* TASK OBJECTIVE:
Determine which lines of the records include the word "this", and copy them.

* PROVIDED ENTRIES:
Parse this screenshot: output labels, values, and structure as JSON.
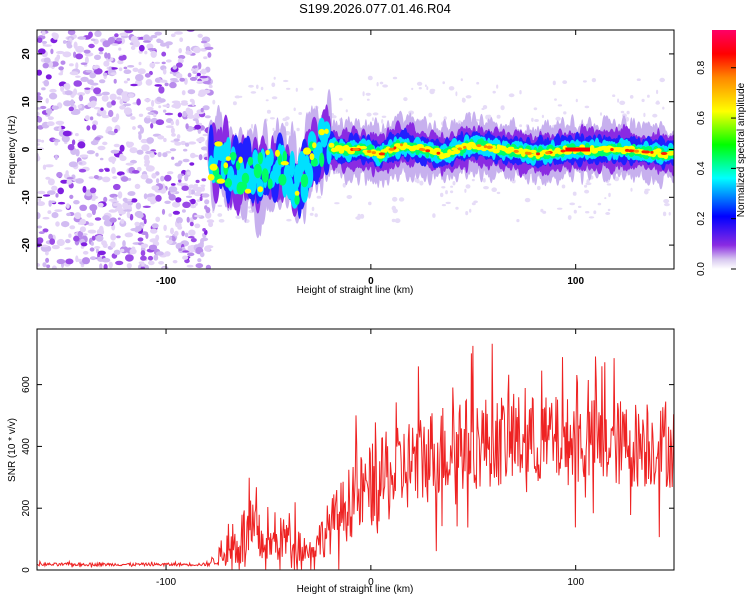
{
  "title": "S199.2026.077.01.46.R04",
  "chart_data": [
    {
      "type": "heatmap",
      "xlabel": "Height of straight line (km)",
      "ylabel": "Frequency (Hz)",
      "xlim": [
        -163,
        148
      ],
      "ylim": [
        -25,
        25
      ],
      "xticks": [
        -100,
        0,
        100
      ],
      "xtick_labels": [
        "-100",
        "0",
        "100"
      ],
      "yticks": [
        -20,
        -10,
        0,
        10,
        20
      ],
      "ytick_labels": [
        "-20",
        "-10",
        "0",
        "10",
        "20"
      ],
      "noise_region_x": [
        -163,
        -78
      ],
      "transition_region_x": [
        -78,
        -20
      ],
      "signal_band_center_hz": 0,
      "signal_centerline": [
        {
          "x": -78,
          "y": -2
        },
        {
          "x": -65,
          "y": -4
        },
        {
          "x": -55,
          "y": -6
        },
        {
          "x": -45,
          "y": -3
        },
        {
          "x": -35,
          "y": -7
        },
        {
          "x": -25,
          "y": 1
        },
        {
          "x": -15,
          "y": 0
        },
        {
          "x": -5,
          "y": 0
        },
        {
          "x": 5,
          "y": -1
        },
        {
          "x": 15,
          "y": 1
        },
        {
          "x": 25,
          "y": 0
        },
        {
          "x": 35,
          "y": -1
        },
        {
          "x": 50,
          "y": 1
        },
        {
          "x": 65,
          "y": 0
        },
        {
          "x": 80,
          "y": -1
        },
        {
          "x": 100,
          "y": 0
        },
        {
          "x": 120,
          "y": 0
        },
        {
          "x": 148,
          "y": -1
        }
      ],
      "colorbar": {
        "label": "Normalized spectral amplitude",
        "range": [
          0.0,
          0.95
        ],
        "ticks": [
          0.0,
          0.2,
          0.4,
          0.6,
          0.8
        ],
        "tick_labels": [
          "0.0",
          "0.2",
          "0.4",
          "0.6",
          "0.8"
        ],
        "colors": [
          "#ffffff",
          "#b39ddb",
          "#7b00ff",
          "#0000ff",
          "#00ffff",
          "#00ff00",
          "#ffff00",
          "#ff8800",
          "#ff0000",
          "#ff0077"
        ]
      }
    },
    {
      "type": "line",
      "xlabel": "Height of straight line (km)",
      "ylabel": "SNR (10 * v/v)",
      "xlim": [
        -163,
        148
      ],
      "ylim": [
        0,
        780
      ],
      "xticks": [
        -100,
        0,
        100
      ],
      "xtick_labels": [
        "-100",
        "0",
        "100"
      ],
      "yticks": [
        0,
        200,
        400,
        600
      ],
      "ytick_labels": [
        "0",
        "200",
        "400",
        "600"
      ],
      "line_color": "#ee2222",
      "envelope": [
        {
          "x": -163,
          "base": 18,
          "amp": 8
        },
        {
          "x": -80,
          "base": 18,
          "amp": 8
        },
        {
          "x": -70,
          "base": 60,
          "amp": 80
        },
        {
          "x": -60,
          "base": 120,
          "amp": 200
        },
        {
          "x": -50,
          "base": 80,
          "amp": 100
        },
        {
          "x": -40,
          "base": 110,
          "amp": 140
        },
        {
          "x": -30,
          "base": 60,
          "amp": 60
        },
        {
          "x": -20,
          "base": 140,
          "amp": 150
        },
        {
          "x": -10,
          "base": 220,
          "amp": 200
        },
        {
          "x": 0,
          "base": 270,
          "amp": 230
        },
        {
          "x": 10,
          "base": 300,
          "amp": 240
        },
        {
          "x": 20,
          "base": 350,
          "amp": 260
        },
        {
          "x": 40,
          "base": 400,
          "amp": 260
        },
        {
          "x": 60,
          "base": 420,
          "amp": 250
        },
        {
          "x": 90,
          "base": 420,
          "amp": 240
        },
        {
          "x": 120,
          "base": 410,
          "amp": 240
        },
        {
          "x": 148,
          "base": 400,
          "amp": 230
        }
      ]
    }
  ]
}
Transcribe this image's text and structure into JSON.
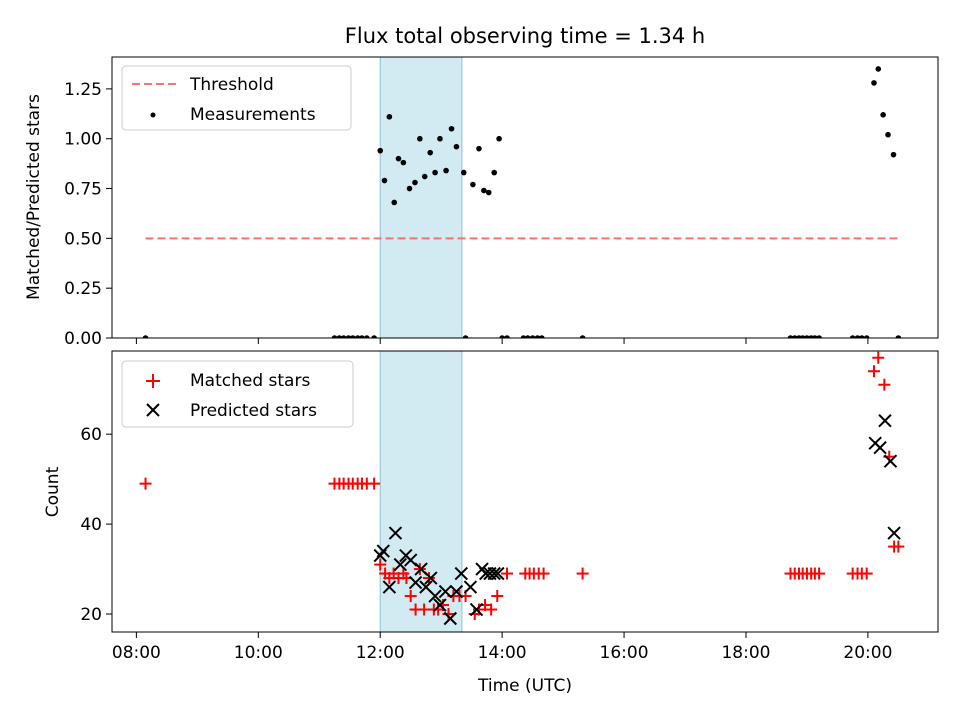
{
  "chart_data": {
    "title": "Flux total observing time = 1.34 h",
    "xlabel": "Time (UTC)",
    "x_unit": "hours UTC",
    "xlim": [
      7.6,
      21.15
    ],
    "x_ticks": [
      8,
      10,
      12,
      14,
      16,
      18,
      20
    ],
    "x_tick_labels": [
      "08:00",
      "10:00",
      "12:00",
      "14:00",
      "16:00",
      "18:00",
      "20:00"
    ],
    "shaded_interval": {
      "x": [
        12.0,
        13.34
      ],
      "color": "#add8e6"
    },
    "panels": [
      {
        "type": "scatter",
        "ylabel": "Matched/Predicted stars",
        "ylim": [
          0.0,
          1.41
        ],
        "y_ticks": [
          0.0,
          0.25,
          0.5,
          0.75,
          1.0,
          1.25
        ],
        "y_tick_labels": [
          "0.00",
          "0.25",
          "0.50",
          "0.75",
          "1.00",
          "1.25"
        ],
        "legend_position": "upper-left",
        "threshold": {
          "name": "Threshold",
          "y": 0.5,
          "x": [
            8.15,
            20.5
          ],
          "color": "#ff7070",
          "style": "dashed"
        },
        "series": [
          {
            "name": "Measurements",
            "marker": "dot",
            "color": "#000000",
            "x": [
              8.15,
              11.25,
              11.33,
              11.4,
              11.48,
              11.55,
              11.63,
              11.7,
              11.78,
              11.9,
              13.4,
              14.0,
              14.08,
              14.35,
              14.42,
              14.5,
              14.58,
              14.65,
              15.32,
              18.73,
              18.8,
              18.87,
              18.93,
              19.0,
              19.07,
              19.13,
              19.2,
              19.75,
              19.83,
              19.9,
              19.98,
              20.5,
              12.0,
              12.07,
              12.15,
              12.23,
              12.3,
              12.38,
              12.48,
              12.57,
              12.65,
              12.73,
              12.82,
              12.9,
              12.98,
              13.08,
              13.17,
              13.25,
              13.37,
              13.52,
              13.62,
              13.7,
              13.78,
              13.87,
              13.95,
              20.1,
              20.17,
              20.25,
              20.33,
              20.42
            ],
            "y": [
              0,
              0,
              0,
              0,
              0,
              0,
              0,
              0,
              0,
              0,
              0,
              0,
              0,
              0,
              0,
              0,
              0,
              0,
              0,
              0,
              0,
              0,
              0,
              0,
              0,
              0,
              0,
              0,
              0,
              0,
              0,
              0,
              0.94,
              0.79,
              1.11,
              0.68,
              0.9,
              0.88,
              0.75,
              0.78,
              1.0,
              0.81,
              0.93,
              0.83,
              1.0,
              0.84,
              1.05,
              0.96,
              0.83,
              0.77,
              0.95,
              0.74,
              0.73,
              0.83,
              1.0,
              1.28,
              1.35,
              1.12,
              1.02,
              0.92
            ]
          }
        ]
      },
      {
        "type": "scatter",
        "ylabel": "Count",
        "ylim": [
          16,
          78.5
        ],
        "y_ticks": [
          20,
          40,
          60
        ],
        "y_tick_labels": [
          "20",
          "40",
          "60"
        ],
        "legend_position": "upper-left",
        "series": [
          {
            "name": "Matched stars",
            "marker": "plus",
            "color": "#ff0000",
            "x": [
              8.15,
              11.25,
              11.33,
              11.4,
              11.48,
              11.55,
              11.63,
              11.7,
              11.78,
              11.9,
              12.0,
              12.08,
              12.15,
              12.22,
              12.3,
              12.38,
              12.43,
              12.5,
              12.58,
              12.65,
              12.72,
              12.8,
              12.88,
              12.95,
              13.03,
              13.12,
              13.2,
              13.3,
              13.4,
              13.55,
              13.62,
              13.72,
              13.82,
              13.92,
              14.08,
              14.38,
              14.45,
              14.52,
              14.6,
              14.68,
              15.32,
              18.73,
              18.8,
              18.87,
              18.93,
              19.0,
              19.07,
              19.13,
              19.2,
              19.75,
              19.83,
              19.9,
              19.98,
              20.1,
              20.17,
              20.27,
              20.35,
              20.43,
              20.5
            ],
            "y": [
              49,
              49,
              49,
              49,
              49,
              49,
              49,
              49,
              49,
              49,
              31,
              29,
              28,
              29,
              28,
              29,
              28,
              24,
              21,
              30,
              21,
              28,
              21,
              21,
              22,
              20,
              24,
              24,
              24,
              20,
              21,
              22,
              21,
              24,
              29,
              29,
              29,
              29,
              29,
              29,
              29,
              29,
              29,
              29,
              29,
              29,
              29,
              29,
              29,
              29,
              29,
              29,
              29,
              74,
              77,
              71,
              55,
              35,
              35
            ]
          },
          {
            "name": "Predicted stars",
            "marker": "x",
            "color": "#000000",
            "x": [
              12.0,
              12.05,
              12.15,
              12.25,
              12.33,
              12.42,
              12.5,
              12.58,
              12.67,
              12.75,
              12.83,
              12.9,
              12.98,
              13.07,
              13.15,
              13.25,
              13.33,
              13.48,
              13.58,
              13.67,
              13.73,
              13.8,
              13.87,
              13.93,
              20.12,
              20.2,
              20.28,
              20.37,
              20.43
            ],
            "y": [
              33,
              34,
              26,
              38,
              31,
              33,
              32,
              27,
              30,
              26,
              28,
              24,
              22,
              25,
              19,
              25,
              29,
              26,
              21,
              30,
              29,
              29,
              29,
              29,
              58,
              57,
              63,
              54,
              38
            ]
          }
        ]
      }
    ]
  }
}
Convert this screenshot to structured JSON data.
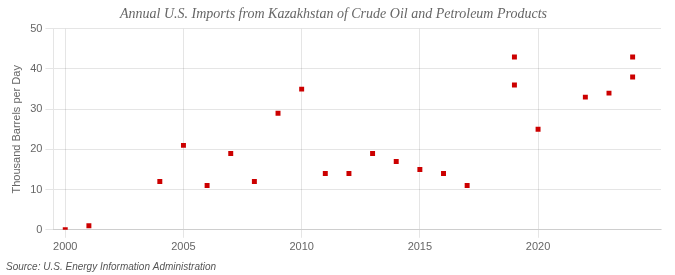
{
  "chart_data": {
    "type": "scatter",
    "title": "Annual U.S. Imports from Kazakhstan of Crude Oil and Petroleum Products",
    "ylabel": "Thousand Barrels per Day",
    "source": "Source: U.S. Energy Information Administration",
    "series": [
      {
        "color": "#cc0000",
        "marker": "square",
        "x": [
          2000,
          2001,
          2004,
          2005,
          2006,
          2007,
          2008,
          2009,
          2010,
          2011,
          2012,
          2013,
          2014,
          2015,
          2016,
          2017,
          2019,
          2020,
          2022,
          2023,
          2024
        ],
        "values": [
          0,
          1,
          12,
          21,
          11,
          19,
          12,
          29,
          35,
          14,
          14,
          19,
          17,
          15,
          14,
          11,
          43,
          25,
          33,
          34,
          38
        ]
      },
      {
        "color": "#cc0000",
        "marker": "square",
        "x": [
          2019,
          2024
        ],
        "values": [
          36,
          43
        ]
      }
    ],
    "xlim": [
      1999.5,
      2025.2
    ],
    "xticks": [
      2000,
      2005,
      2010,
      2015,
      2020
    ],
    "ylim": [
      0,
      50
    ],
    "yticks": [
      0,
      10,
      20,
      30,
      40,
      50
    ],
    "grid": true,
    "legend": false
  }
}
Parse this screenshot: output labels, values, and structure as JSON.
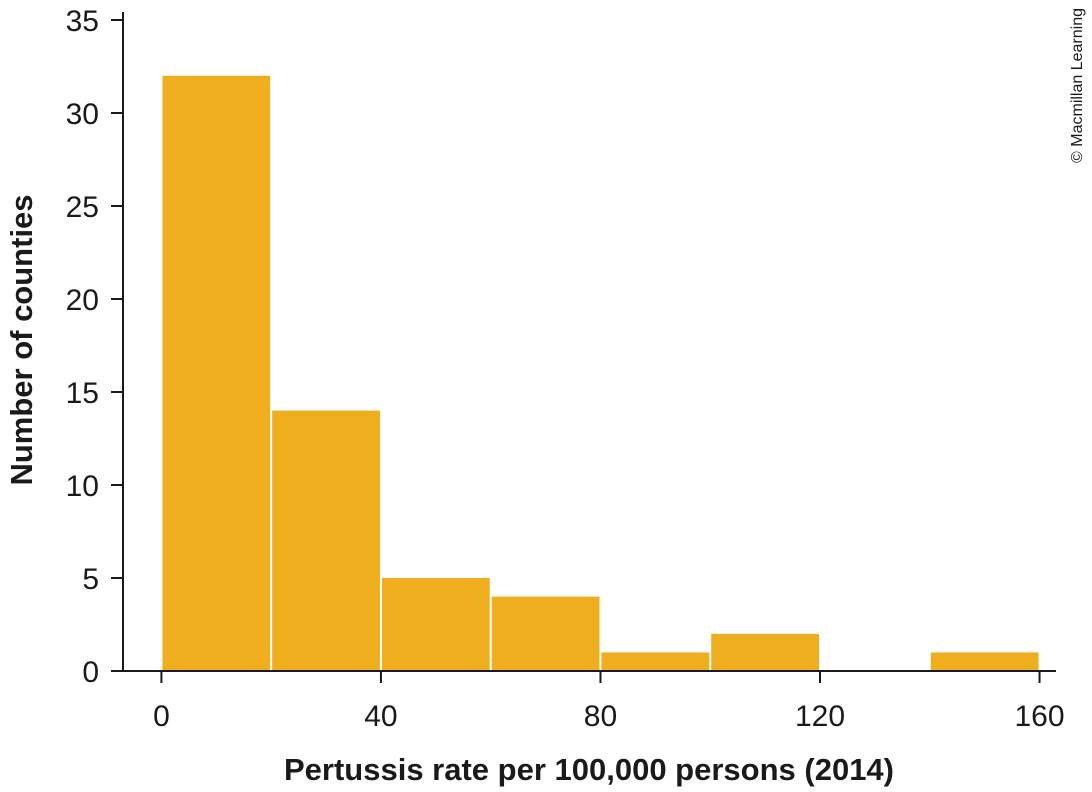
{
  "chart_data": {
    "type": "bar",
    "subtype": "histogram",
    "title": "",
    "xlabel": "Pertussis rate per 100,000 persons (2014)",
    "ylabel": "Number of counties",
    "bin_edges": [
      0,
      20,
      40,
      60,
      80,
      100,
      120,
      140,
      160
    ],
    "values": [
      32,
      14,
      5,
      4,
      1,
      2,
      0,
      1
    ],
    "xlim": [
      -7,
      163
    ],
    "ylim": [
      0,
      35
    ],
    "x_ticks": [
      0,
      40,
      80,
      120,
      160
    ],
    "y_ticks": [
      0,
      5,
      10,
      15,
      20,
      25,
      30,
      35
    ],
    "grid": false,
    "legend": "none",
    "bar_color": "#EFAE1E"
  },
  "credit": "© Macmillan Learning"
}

* EXPECTED OUTPUT:
Parse this screenshot: output labels, values, and structure as JSON.
Transcribe this image's text and structure into JSON.
Convert this screenshot to structured JSON data.
Parse this screenshot: output labels, values, and structure as JSON.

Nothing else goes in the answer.